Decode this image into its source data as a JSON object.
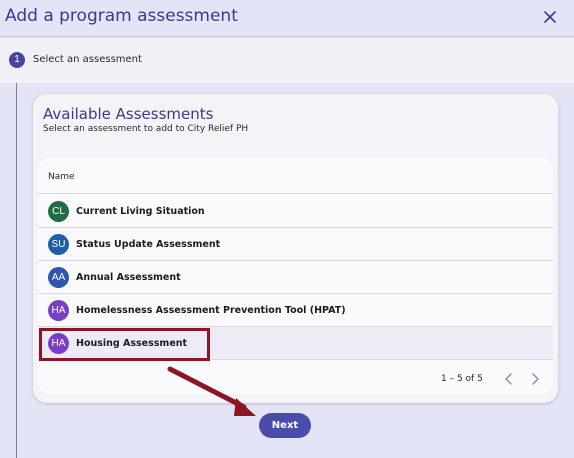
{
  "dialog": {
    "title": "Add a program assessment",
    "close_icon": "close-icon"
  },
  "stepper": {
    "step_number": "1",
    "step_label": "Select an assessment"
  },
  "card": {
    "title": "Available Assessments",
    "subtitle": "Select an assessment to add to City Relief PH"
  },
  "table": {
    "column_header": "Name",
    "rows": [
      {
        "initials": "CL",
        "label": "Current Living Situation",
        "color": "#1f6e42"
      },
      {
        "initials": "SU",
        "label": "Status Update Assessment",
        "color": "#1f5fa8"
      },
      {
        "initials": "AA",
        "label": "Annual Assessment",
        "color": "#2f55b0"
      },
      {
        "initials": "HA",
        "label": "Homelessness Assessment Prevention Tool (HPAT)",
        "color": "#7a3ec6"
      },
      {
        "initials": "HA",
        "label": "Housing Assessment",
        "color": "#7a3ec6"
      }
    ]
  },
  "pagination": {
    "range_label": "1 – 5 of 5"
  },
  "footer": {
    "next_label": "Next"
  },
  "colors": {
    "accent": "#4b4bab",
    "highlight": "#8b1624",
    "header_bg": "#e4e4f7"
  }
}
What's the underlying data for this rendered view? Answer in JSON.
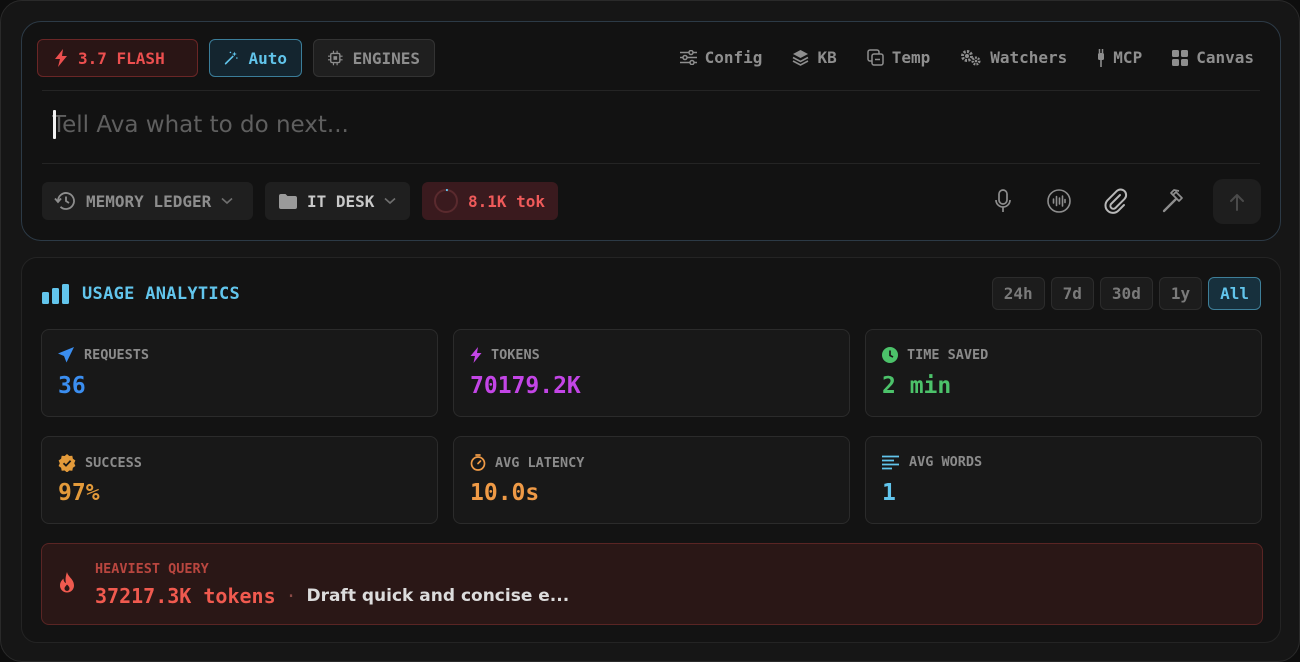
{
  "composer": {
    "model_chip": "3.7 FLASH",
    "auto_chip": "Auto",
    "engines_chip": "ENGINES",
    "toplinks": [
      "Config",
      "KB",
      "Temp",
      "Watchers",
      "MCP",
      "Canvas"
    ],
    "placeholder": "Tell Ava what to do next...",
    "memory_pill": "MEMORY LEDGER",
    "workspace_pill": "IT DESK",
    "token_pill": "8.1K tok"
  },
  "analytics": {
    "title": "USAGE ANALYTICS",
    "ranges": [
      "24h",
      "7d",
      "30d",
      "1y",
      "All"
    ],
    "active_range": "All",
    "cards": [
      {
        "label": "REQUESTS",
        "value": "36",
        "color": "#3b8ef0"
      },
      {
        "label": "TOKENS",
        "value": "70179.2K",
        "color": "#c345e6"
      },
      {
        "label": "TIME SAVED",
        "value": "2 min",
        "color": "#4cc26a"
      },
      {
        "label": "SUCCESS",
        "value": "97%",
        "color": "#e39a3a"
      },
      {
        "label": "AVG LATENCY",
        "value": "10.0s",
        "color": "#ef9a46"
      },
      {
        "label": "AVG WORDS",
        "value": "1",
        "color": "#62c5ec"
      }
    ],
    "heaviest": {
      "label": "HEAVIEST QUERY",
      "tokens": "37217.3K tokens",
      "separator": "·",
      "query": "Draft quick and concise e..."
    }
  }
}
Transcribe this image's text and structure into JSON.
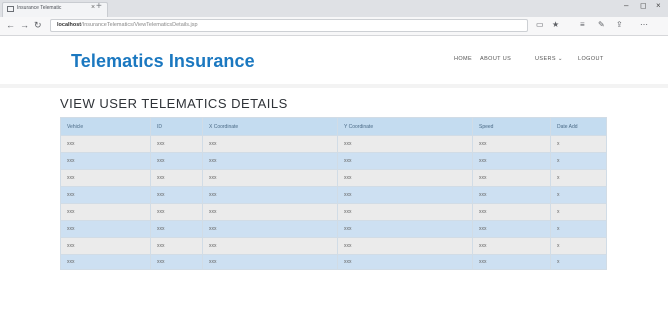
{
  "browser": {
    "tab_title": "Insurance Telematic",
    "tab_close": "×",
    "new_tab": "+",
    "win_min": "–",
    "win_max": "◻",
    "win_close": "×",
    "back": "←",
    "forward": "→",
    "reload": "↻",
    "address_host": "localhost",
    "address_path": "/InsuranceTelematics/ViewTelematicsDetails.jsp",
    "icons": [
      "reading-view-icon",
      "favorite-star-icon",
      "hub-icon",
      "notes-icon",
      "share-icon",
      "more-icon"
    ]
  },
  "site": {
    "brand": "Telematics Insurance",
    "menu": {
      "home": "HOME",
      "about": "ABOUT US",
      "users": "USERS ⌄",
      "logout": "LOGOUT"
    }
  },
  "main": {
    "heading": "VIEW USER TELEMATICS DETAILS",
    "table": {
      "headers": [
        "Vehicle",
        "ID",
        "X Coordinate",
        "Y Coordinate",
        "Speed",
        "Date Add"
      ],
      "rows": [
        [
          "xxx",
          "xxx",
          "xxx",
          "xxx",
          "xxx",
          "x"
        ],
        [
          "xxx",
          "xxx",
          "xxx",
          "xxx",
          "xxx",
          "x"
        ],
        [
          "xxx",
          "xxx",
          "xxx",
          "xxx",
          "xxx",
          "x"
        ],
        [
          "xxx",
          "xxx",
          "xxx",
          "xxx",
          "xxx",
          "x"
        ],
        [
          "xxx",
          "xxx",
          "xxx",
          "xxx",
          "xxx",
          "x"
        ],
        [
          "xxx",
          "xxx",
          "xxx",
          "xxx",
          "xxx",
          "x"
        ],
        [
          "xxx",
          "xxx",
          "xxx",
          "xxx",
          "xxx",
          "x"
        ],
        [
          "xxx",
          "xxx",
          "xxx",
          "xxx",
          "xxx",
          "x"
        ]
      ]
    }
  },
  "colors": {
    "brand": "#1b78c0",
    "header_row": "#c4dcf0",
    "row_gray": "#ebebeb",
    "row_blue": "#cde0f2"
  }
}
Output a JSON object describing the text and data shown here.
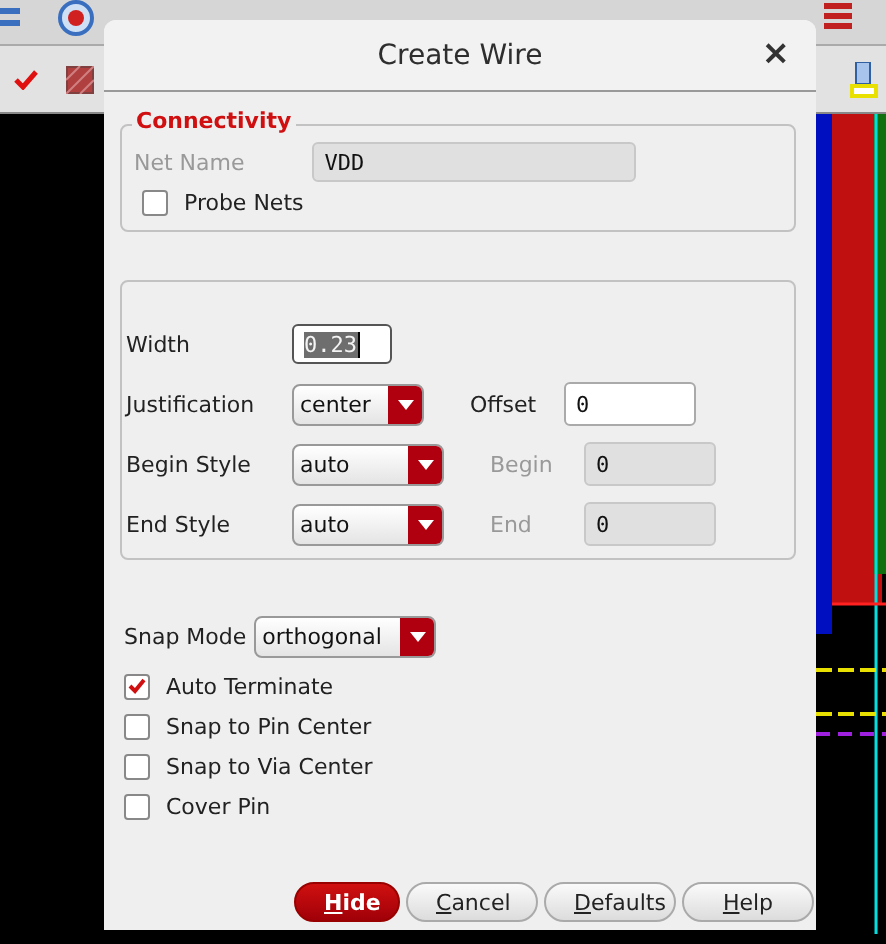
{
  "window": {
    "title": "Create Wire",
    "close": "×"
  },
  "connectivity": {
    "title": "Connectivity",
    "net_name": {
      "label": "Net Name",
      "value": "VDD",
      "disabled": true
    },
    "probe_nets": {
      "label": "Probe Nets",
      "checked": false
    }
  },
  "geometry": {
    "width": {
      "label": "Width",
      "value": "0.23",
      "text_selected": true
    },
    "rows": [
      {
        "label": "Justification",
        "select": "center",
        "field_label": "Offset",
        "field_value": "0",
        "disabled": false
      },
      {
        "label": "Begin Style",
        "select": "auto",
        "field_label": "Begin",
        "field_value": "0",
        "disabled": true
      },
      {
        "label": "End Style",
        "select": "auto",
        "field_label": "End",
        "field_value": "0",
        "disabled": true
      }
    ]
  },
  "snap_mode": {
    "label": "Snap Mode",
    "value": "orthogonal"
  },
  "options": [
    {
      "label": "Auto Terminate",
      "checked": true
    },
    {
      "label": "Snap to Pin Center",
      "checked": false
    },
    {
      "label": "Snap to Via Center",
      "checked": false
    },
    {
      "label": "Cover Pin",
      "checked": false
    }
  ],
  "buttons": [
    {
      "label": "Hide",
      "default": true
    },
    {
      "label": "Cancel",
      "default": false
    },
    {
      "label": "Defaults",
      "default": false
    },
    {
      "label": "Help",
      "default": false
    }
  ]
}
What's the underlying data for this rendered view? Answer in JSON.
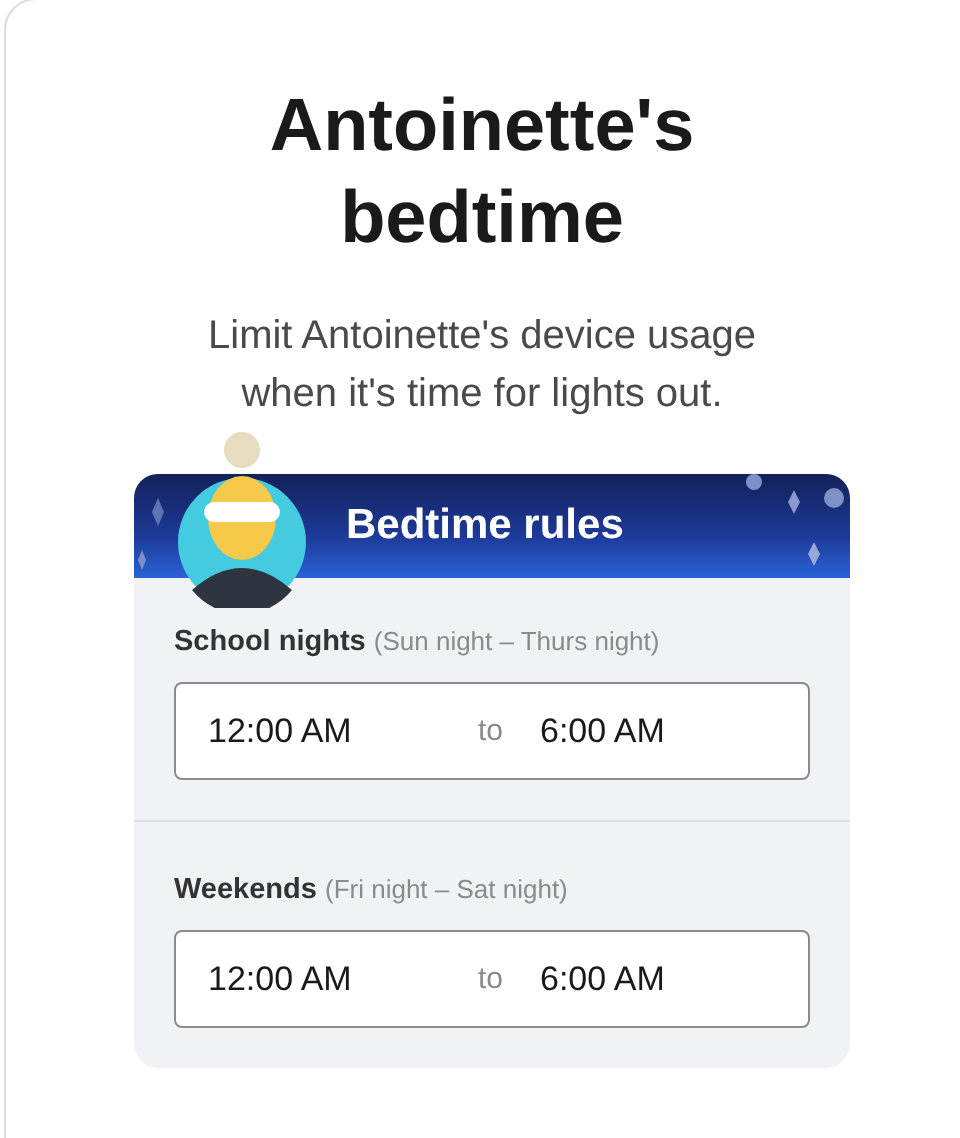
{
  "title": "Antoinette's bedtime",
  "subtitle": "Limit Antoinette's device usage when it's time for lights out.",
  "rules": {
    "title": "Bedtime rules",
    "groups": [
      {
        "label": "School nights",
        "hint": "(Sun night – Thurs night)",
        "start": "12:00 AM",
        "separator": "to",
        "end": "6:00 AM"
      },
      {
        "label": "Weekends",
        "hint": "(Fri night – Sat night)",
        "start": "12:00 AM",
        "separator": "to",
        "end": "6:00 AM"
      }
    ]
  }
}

• Instructions for the task:
Every line is to be duplicated exactly, though pictures stay out.

• Complete answer:
Decode this image into its source data as a JSON object.
{
  "dialog": {
    "title": "Add a program assessment",
    "close_icon": "close-icon"
  },
  "stepper": {
    "step_number": "1",
    "step_label": "Select an assessment"
  },
  "card": {
    "title": "Available Assessments",
    "subtitle": "Select an assessment to add to City Relief PH"
  },
  "table": {
    "column_header": "Name",
    "rows": [
      {
        "initials": "CL",
        "label": "Current Living Situation",
        "color": "#1f6e42"
      },
      {
        "initials": "SU",
        "label": "Status Update Assessment",
        "color": "#1f5fa8"
      },
      {
        "initials": "AA",
        "label": "Annual Assessment",
        "color": "#2f55b0"
      },
      {
        "initials": "HA",
        "label": "Homelessness Assessment Prevention Tool (HPAT)",
        "color": "#7a3ec6"
      },
      {
        "initials": "HA",
        "label": "Housing Assessment",
        "color": "#7a3ec6"
      }
    ]
  },
  "pagination": {
    "range_label": "1 – 5 of 5"
  },
  "footer": {
    "next_label": "Next"
  },
  "colors": {
    "accent": "#4b4bab",
    "highlight": "#8b1624",
    "header_bg": "#e4e4f7"
  }
}
What's the underlying data for this rendered view? Answer in JSON.
{
  "composer": {
    "model_chip": "3.7 FLASH",
    "auto_chip": "Auto",
    "engines_chip": "ENGINES",
    "toplinks": [
      "Config",
      "KB",
      "Temp",
      "Watchers",
      "MCP",
      "Canvas"
    ],
    "placeholder": "Tell Ava what to do next...",
    "memory_pill": "MEMORY LEDGER",
    "workspace_pill": "IT DESK",
    "token_pill": "8.1K tok"
  },
  "analytics": {
    "title": "USAGE ANALYTICS",
    "ranges": [
      "24h",
      "7d",
      "30d",
      "1y",
      "All"
    ],
    "active_range": "All",
    "cards": [
      {
        "label": "REQUESTS",
        "value": "36",
        "color": "#3b8ef0"
      },
      {
        "label": "TOKENS",
        "value": "70179.2K",
        "color": "#c345e6"
      },
      {
        "label": "TIME SAVED",
        "value": "2 min",
        "color": "#4cc26a"
      },
      {
        "label": "SUCCESS",
        "value": "97%",
        "color": "#e39a3a"
      },
      {
        "label": "AVG LATENCY",
        "value": "10.0s",
        "color": "#ef9a46"
      },
      {
        "label": "AVG WORDS",
        "value": "1",
        "color": "#62c5ec"
      }
    ],
    "heaviest": {
      "label": "HEAVIEST QUERY",
      "tokens": "37217.3K tokens",
      "separator": "·",
      "query": "Draft quick and concise e..."
    }
  }
}
Transcribe this image's text and structure into JSON.
{
  "browser": {
    "tab_title": "Insurance Telematic",
    "tab_close": "×",
    "new_tab": "+",
    "win_min": "–",
    "win_max": "◻",
    "win_close": "×",
    "back": "←",
    "forward": "→",
    "reload": "↻",
    "address_host": "localhost",
    "address_path": "/InsuranceTelematics/ViewTelematicsDetails.jsp",
    "icons": [
      "reading-view-icon",
      "favorite-star-icon",
      "hub-icon",
      "notes-icon",
      "share-icon",
      "more-icon"
    ]
  },
  "site": {
    "brand": "Telematics Insurance",
    "menu": {
      "home": "HOME",
      "about": "ABOUT US",
      "users": "USERS ⌄",
      "logout": "LOGOUT"
    }
  },
  "main": {
    "heading": "VIEW USER TELEMATICS DETAILS",
    "table": {
      "headers": [
        "Vehicle",
        "ID",
        "X Coordinate",
        "Y Coordinate",
        "Speed",
        "Date Add"
      ],
      "rows": [
        [
          "xxx",
          "xxx",
          "xxx",
          "xxx",
          "xxx",
          "x"
        ],
        [
          "xxx",
          "xxx",
          "xxx",
          "xxx",
          "xxx",
          "x"
        ],
        [
          "xxx",
          "xxx",
          "xxx",
          "xxx",
          "xxx",
          "x"
        ],
        [
          "xxx",
          "xxx",
          "xxx",
          "xxx",
          "xxx",
          "x"
        ],
        [
          "xxx",
          "xxx",
          "xxx",
          "xxx",
          "xxx",
          "x"
        ],
        [
          "xxx",
          "xxx",
          "xxx",
          "xxx",
          "xxx",
          "x"
        ],
        [
          "xxx",
          "xxx",
          "xxx",
          "xxx",
          "xxx",
          "x"
        ],
        [
          "xxx",
          "xxx",
          "xxx",
          "xxx",
          "xxx",
          "x"
        ]
      ]
    }
  },
  "colors": {
    "brand": "#1b78c0",
    "header_row": "#c4dcf0",
    "row_gray": "#ebebeb",
    "row_blue": "#cde0f2"
  }
}
Output a JSON object describing the text and data shown here.
{
  "window": {
    "title": "Create Wire",
    "close": "×"
  },
  "connectivity": {
    "title": "Connectivity",
    "net_name": {
      "label": "Net Name",
      "value": "VDD",
      "disabled": true
    },
    "probe_nets": {
      "label": "Probe Nets",
      "checked": false
    }
  },
  "geometry": {
    "width": {
      "label": "Width",
      "value": "0.23",
      "text_selected": true
    },
    "rows": [
      {
        "label": "Justification",
        "select": "center",
        "field_label": "Offset",
        "field_value": "0",
        "disabled": false
      },
      {
        "label": "Begin Style",
        "select": "auto",
        "field_label": "Begin",
        "field_value": "0",
        "disabled": true
      },
      {
        "label": "End Style",
        "select": "auto",
        "field_label": "End",
        "field_value": "0",
        "disabled": true
      }
    ]
  },
  "snap_mode": {
    "label": "Snap Mode",
    "value": "orthogonal"
  },
  "options": [
    {
      "label": "Auto Terminate",
      "checked": true
    },
    {
      "label": "Snap to Pin Center",
      "checked": false
    },
    {
      "label": "Snap to Via Center",
      "checked": false
    },
    {
      "label": "Cover Pin",
      "checked": false
    }
  ],
  "buttons": [
    {
      "label": "Hide",
      "default": true
    },
    {
      "label": "Cancel",
      "default": false
    },
    {
      "label": "Defaults",
      "default": false
    },
    {
      "label": "Help",
      "default": false
    }
  ]
}
What's the underlying data for this rendered view? Answer in JSON.
{
  "title": "Antoinette's bedtime",
  "subtitle": "Limit Antoinette's device usage when it's time for lights out.",
  "rules": {
    "title": "Bedtime rules",
    "groups": [
      {
        "label": "School nights",
        "hint": "(Sun night – Thurs night)",
        "start": "12:00 AM",
        "separator": "to",
        "end": "6:00 AM"
      },
      {
        "label": "Weekends",
        "hint": "(Fri night – Sat night)",
        "start": "12:00 AM",
        "separator": "to",
        "end": "6:00 AM"
      }
    ]
  }
}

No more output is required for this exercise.